● SUPPLIED INFORMATION:
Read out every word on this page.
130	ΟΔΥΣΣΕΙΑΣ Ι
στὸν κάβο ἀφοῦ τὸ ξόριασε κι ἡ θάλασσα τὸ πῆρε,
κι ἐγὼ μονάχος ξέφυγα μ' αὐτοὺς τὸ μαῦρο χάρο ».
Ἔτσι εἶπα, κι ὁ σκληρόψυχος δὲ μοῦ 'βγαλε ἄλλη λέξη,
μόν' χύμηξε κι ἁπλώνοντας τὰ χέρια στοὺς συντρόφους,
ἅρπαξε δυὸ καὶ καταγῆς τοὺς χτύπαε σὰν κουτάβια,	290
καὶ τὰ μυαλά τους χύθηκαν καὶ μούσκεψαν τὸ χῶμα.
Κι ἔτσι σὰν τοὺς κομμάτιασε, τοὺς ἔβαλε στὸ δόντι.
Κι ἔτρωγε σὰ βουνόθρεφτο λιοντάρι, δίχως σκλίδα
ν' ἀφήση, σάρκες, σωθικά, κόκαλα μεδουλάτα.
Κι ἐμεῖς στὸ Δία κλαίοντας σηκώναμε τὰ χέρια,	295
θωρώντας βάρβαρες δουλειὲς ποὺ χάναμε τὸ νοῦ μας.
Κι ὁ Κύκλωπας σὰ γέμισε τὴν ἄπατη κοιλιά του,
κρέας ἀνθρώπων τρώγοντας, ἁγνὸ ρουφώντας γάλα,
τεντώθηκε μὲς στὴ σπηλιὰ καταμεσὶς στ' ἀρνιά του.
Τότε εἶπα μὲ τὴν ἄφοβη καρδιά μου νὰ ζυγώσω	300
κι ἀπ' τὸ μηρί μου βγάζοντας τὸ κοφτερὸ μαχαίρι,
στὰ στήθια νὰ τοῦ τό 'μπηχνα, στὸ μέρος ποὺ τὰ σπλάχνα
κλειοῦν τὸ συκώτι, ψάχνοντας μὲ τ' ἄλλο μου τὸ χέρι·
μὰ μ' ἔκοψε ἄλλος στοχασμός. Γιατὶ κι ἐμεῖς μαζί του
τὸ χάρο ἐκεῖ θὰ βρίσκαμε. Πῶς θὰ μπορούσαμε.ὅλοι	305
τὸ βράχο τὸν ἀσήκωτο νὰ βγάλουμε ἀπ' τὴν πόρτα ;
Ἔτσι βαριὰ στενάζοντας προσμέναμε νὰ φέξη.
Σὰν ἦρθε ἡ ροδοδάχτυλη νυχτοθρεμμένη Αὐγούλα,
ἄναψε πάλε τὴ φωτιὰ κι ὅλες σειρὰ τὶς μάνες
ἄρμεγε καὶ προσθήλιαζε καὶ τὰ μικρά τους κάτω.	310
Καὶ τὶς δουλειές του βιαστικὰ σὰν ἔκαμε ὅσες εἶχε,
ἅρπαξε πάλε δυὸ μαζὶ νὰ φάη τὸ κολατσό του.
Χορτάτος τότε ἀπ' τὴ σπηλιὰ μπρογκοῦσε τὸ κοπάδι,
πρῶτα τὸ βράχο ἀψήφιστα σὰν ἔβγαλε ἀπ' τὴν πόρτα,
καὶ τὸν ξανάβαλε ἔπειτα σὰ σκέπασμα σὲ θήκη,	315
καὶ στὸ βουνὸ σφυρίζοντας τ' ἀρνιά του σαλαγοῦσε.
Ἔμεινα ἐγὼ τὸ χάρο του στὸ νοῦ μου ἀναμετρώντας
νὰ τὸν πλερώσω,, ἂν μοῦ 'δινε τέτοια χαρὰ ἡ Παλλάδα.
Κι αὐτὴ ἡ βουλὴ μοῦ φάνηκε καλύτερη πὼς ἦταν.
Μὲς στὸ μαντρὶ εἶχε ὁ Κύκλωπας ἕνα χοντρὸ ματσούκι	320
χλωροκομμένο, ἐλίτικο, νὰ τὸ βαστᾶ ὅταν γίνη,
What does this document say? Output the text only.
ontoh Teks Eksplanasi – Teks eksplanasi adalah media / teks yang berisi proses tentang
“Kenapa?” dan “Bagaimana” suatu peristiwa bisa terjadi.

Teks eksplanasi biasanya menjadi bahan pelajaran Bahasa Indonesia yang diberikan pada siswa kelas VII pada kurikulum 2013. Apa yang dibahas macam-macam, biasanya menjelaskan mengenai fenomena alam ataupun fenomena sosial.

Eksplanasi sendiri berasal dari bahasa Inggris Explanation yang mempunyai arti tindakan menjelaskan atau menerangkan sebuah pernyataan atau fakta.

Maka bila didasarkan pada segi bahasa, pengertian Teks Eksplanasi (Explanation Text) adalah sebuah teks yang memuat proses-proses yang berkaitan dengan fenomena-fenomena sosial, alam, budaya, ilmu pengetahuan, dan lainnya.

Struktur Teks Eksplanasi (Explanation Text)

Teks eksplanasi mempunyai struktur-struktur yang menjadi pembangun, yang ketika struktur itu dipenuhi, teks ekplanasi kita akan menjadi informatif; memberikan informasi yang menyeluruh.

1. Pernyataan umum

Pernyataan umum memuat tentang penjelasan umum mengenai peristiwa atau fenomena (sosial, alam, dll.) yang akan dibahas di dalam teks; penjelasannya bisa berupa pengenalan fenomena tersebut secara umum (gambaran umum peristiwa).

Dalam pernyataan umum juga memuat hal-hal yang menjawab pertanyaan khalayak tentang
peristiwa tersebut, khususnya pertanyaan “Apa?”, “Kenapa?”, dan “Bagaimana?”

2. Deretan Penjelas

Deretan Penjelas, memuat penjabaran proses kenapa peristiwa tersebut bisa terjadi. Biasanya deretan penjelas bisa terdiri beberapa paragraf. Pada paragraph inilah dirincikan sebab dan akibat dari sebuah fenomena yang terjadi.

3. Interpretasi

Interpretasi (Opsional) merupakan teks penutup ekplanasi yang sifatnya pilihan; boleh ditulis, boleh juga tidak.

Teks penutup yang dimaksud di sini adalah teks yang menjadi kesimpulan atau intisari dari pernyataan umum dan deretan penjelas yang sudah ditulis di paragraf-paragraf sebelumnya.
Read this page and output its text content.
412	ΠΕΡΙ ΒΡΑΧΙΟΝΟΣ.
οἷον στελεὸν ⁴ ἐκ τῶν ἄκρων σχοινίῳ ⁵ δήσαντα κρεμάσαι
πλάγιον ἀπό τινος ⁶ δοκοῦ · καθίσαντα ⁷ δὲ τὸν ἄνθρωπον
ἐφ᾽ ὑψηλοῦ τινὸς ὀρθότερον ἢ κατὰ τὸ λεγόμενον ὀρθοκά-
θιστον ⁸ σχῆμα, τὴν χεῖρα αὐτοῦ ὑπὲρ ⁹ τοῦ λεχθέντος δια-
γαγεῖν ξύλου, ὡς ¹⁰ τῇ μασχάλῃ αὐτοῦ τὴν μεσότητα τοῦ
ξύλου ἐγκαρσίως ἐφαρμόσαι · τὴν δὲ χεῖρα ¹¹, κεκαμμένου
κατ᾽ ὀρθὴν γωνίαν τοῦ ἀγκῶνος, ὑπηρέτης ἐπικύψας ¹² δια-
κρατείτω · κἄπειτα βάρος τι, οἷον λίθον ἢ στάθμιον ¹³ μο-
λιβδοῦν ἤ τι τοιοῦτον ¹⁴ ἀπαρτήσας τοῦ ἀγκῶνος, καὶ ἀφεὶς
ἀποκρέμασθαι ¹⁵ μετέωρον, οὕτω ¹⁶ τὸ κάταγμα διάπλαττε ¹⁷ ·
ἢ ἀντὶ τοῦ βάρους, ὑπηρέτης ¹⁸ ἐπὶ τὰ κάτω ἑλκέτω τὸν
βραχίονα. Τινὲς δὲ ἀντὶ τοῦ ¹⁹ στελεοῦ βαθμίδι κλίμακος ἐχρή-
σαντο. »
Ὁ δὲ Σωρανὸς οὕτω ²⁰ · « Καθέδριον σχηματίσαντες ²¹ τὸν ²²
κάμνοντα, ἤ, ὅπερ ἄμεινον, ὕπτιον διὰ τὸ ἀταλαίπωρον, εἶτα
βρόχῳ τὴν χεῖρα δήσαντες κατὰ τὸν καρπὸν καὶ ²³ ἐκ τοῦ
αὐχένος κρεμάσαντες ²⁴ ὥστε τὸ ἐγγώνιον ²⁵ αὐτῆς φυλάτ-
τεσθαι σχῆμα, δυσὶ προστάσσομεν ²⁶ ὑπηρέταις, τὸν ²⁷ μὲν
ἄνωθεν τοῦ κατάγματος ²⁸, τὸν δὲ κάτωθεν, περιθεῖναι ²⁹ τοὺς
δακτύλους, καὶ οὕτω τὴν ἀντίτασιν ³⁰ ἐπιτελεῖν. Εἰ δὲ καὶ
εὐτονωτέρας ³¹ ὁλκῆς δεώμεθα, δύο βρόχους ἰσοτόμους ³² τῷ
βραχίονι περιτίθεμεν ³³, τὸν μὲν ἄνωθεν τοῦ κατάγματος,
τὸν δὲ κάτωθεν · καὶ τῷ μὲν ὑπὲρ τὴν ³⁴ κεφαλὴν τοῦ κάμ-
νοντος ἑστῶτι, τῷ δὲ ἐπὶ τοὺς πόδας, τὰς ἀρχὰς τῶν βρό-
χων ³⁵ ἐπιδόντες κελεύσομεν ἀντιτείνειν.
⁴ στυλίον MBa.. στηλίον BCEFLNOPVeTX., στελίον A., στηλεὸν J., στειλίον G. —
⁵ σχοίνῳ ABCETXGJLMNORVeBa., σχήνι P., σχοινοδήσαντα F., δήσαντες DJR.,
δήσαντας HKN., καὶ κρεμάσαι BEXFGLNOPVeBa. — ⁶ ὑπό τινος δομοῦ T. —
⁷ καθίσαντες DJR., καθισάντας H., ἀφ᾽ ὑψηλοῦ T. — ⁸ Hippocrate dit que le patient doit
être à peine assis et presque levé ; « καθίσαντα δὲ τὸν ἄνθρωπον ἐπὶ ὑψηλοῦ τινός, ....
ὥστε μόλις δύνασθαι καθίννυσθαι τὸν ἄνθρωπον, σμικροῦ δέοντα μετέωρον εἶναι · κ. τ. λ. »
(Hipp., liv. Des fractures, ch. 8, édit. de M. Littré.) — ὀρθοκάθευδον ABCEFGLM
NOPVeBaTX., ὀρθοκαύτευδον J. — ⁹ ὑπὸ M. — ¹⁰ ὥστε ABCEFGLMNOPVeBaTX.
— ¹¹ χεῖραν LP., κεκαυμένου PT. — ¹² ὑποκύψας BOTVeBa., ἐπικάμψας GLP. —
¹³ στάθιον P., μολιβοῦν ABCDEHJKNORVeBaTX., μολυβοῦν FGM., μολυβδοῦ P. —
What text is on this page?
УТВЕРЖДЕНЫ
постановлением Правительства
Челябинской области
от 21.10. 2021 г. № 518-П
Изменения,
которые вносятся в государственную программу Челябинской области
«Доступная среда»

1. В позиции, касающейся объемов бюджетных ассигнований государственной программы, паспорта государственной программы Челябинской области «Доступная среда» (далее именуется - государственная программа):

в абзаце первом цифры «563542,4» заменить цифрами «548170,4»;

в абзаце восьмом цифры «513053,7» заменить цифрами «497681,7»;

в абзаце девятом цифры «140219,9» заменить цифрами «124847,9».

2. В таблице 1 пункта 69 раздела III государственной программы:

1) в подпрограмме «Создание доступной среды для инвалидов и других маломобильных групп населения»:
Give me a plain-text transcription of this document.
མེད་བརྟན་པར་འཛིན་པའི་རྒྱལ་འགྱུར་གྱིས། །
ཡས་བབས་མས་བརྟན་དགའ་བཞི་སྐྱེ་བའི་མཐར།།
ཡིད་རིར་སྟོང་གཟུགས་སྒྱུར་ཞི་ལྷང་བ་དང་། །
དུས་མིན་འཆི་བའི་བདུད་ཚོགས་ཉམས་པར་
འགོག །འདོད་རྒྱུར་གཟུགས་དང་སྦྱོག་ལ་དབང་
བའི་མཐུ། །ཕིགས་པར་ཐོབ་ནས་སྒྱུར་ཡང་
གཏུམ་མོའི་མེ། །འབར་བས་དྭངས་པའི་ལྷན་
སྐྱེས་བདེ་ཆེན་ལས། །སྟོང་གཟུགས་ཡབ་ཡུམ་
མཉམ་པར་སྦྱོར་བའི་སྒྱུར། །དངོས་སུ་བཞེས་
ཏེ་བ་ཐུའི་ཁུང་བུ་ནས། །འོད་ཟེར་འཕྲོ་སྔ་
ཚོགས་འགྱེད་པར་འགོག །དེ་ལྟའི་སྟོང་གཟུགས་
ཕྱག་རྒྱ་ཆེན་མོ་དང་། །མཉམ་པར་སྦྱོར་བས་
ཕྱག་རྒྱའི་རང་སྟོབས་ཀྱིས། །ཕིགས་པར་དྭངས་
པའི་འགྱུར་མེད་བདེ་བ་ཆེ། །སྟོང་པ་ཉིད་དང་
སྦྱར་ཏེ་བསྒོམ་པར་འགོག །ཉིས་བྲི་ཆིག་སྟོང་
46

● REQUEST:
Locate "Give me a plain-text" in the data above. Then repeat, exactly, its line and each line after it through the last, adding nothing.

● REPLY:
Give me a plain-text transcription of this document.
མེད་བརྟན་པར་འཛིན་པའི་རྒྱལ་འགྱུར་གྱིས། །
ཡས་བབས་མས་བརྟན་དགའ་བཞི་སྐྱེ་བའི་མཐར།།
ཡིད་རིར་སྟོང་གཟུགས་སྒྱུར་ཞི་ལྷང་བ་དང་། །
དུས་མིན་འཆི་བའི་བདུད་ཚོགས་ཉམས་པར་
འགོག །འདོད་རྒྱུར་གཟུགས་དང་སྦྱོག་ལ་དབང་
བའི་མཐུ། །ཕིགས་པར་ཐོབ་ནས་སྒྱུར་ཡང་
གཏུམ་མོའི་མེ། །འབར་བས་དྭངས་པའི་ལྷན་
སྐྱེས་བདེ་ཆེན་ལས། །སྟོང་གཟུགས་ཡབ་ཡུམ་
མཉམ་པར་སྦྱོར་བའི་སྒྱུར། །དངོས་སུ་བཞེས་
ཏེ་བ་ཐུའི་ཁུང་བུ་ནས། །འོད་ཟེར་འཕྲོ་སྔ་
ཚོགས་འགྱེད་པར་འགོག །དེ་ལྟའི་སྟོང་གཟུགས་
ཕྱག་རྒྱ་ཆེན་མོ་དང་། །མཉམ་པར་སྦྱོར་བས་
ཕྱག་རྒྱའི་རང་སྟོབས་ཀྱིས། །ཕིགས་པར་དྭངས་
པའི་འགྱུར་མེད་བདེ་བ་ཆེ། །སྟོང་པ་ཉིད་དང་
སྦྱར་ཏེ་བསྒོམ་པར་འགོག །ཉིས་བྲི་ཆིག་སྟོང་
46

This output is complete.